(Chart and figure data)
* * *

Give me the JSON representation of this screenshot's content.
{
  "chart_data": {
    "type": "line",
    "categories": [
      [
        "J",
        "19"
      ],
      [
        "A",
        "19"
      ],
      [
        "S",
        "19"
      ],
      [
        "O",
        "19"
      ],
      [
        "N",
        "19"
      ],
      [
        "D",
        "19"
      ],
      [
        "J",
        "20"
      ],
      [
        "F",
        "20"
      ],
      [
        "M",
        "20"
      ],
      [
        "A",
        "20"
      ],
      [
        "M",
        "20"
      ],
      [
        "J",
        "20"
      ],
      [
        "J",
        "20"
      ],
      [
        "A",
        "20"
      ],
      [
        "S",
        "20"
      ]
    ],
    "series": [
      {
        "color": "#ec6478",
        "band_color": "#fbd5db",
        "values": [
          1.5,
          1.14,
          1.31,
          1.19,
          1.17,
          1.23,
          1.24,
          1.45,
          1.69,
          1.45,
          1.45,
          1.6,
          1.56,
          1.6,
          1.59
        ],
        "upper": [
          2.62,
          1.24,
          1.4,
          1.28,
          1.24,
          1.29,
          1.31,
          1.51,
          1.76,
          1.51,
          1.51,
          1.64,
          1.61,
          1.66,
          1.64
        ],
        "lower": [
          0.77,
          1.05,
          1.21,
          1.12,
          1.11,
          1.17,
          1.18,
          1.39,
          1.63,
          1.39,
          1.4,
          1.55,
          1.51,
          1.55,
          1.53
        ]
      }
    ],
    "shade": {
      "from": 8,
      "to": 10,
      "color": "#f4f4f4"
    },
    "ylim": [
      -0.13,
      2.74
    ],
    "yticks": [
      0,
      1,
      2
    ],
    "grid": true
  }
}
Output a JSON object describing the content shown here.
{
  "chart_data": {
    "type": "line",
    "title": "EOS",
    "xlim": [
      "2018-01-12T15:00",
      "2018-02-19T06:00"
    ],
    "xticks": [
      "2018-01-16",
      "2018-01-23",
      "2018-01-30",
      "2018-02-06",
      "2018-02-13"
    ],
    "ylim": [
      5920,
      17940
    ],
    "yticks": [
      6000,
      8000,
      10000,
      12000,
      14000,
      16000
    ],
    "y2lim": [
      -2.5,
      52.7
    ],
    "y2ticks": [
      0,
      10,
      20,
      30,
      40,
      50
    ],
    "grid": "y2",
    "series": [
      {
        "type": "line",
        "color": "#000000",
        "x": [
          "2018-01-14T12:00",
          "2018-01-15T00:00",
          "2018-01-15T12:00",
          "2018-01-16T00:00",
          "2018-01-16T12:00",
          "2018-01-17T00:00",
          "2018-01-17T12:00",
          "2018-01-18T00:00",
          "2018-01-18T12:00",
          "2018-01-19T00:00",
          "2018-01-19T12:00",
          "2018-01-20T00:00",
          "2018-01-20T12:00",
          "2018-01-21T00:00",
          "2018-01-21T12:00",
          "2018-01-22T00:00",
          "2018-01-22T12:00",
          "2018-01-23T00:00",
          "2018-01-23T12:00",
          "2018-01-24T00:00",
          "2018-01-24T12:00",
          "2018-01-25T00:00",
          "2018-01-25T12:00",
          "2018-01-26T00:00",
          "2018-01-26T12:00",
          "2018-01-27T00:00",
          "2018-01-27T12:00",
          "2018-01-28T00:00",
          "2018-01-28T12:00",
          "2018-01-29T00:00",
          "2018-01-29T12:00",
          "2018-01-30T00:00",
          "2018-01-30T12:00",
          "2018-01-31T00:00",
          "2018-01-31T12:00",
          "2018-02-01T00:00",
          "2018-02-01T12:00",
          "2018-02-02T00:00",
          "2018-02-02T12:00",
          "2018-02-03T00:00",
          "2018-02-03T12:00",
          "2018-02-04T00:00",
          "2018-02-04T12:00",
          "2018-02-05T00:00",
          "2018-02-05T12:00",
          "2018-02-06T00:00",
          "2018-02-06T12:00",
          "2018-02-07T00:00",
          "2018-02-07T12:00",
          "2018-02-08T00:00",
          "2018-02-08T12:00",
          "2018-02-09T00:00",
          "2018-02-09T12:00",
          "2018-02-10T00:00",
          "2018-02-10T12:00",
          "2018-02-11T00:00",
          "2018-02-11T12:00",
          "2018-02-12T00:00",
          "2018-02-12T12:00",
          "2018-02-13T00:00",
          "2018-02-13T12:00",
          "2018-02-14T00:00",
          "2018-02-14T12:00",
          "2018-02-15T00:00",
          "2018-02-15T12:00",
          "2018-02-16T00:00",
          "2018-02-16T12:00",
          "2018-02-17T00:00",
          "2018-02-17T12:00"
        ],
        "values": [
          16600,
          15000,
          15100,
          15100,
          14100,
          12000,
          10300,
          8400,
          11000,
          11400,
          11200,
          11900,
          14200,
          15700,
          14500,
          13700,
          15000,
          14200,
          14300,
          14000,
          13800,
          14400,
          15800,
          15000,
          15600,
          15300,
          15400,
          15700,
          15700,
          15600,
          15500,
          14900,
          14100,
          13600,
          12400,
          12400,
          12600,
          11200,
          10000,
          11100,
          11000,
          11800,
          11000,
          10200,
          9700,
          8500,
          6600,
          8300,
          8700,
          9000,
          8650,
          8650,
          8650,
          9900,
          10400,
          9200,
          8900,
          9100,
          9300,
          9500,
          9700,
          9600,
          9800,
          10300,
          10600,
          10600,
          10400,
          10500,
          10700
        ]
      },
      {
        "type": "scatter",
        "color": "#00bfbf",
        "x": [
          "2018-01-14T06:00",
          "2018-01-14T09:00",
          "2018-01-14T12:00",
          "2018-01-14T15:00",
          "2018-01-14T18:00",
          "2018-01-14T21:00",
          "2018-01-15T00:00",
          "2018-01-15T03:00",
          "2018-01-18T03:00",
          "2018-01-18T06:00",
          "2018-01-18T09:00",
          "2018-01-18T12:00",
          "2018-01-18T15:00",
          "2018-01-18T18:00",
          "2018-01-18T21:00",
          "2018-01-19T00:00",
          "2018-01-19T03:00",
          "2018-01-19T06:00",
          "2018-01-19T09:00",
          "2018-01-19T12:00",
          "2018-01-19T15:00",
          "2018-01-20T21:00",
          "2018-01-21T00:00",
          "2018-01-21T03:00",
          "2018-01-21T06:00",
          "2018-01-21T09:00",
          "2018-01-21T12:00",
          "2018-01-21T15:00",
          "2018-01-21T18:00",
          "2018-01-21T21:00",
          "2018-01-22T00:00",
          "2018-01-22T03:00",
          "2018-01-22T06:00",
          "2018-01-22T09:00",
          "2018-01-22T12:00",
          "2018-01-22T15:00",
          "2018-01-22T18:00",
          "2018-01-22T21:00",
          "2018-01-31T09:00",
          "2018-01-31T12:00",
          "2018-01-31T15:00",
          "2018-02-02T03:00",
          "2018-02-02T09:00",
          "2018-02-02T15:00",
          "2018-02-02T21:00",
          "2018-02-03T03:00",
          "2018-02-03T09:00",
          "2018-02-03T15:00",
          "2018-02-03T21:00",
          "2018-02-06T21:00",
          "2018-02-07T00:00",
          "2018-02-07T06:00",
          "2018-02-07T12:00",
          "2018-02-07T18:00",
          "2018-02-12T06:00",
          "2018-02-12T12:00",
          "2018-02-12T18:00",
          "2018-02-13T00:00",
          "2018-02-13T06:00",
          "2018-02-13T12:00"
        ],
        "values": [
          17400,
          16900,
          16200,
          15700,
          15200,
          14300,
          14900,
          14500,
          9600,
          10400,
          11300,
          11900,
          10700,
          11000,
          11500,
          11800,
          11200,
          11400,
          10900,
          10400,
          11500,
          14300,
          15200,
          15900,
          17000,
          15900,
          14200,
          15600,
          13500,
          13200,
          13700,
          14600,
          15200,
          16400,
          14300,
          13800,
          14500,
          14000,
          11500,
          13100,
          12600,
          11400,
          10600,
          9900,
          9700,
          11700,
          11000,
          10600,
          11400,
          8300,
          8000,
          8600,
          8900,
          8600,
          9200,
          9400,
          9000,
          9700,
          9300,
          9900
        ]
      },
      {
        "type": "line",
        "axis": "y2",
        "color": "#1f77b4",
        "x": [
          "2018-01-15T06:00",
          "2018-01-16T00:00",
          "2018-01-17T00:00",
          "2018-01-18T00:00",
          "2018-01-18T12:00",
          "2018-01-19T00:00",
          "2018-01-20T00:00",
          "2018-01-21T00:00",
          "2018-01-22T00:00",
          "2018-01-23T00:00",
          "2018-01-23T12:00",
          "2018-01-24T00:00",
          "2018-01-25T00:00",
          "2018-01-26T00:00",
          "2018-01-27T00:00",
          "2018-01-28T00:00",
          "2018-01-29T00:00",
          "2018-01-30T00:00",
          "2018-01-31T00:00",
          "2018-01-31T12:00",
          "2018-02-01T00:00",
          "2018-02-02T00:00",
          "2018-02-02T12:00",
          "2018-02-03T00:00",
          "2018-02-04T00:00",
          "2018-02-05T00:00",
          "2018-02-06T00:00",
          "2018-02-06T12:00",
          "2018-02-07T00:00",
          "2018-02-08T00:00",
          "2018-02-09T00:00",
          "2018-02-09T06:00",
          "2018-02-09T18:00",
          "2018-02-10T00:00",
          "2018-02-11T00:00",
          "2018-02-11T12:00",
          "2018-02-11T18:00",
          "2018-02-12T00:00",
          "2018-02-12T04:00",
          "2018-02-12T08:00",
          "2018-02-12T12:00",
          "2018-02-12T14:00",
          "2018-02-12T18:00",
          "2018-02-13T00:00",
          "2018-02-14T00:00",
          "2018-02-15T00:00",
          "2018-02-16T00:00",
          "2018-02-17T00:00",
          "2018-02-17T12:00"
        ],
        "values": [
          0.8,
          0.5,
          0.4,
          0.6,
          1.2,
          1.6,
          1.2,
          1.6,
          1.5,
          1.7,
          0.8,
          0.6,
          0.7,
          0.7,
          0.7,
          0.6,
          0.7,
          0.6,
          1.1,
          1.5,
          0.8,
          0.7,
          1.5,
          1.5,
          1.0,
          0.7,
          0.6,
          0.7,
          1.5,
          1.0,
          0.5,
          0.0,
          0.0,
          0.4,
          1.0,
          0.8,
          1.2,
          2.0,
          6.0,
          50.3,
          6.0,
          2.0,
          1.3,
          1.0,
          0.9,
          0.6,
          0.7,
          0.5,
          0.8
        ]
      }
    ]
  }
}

* * *

** PROBLEM REQUIREMENTS **
Write down every line of the data above that includes the string "JSON".

** THE RESPONSE **
Give me the JSON representation of this screenshot's content.
Output a JSON object describing the content shown here.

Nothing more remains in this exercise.